- Written request
Pull out every line of the listing below where "Contains" appears.

- Available data

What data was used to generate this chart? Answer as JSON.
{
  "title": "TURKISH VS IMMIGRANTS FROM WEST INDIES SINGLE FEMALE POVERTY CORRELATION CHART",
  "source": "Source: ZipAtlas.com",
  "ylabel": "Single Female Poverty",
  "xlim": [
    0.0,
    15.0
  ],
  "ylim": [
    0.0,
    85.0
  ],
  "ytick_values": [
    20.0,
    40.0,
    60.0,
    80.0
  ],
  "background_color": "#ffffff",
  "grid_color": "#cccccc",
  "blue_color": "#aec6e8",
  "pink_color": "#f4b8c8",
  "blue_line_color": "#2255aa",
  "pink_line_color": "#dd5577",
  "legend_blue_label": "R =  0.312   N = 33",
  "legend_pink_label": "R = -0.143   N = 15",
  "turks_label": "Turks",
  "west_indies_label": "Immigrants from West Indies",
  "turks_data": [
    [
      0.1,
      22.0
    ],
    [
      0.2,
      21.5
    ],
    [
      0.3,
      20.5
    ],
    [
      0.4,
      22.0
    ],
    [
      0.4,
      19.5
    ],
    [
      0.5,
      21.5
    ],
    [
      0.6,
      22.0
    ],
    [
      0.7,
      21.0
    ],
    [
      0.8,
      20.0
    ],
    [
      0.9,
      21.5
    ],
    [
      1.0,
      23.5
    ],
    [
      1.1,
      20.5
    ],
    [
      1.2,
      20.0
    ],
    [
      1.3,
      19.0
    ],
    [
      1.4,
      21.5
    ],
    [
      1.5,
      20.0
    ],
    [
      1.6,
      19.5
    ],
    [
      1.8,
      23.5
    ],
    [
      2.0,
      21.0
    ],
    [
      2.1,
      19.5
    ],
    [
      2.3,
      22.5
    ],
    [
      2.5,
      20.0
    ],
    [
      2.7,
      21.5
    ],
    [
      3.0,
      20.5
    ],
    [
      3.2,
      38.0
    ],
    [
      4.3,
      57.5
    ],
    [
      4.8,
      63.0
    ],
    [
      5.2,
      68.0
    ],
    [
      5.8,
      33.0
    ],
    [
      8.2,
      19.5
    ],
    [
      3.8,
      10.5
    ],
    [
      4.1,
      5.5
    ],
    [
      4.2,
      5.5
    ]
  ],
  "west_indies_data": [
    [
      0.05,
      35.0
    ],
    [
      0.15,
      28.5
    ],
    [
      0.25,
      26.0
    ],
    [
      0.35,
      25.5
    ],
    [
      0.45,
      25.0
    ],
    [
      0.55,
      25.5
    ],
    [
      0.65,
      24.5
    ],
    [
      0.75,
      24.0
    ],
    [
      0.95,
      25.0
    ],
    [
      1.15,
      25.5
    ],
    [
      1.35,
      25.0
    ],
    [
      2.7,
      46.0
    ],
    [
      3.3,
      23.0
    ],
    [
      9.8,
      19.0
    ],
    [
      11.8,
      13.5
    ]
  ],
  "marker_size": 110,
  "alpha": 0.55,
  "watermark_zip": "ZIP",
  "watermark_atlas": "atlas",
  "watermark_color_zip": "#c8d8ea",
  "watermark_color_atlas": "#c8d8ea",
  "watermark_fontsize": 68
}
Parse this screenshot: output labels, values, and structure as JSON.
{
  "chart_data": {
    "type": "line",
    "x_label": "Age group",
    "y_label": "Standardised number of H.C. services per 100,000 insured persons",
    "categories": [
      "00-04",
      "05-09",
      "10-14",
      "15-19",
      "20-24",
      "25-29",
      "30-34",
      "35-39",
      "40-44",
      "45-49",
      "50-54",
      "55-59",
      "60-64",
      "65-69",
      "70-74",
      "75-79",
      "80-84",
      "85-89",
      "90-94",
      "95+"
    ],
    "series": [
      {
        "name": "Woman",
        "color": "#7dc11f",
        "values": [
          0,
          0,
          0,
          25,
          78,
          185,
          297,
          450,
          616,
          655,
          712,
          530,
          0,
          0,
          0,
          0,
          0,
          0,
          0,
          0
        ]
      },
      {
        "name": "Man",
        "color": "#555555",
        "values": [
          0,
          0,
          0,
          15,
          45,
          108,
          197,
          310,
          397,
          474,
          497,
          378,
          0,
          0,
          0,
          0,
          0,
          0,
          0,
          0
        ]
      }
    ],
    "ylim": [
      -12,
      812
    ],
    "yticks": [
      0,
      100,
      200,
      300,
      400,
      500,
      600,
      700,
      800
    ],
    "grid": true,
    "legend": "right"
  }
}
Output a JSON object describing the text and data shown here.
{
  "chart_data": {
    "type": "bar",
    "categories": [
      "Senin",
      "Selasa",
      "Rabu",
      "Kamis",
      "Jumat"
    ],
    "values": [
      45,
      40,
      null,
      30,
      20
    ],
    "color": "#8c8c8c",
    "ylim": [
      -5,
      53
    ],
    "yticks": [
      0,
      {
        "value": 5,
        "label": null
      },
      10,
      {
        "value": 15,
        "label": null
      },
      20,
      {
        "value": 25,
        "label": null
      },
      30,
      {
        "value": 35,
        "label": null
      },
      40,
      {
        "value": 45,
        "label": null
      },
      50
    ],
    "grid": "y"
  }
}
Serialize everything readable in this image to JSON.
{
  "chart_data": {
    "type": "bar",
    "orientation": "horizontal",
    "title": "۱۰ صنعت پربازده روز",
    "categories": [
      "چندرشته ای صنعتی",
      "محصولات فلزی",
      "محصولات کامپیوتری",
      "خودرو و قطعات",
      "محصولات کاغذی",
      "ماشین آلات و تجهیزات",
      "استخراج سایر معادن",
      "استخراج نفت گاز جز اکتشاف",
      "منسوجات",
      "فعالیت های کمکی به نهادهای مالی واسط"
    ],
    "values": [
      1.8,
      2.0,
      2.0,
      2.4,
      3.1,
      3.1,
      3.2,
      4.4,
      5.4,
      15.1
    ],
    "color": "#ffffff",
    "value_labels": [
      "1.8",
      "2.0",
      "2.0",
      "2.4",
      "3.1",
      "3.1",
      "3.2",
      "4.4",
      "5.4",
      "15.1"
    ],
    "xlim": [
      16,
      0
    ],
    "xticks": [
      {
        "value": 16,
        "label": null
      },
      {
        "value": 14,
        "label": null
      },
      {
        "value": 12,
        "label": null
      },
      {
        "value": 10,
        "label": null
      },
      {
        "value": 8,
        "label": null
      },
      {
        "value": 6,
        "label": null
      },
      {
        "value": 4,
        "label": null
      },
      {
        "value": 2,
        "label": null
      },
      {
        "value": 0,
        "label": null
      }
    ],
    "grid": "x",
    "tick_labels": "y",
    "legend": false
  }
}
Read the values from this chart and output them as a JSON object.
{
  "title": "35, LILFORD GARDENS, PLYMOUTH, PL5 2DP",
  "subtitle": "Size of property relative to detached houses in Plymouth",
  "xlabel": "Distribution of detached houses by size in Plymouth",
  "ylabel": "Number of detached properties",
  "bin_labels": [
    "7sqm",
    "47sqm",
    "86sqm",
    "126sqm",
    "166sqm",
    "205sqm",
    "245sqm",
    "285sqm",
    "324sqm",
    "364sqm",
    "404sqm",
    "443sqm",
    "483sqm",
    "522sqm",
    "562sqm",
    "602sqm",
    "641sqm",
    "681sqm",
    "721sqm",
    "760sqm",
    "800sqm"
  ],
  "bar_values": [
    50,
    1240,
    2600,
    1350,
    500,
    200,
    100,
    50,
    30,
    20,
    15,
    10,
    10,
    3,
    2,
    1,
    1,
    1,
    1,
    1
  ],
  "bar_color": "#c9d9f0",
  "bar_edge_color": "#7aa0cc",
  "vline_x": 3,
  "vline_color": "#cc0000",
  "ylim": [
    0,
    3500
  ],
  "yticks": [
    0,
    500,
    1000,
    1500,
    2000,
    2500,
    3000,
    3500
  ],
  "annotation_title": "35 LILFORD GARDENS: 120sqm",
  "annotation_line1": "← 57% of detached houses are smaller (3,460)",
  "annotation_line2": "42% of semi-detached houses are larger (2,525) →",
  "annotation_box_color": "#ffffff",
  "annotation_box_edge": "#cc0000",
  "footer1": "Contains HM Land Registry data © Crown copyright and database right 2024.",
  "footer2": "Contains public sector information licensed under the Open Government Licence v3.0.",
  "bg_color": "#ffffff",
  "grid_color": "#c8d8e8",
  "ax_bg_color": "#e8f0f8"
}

- Task solution
  "footer1": "Contains HM Land Registry data © Crown copyright and database right 2024.",
  "footer2": "Contains public sector information licensed under the Open Government Licence v3.0.",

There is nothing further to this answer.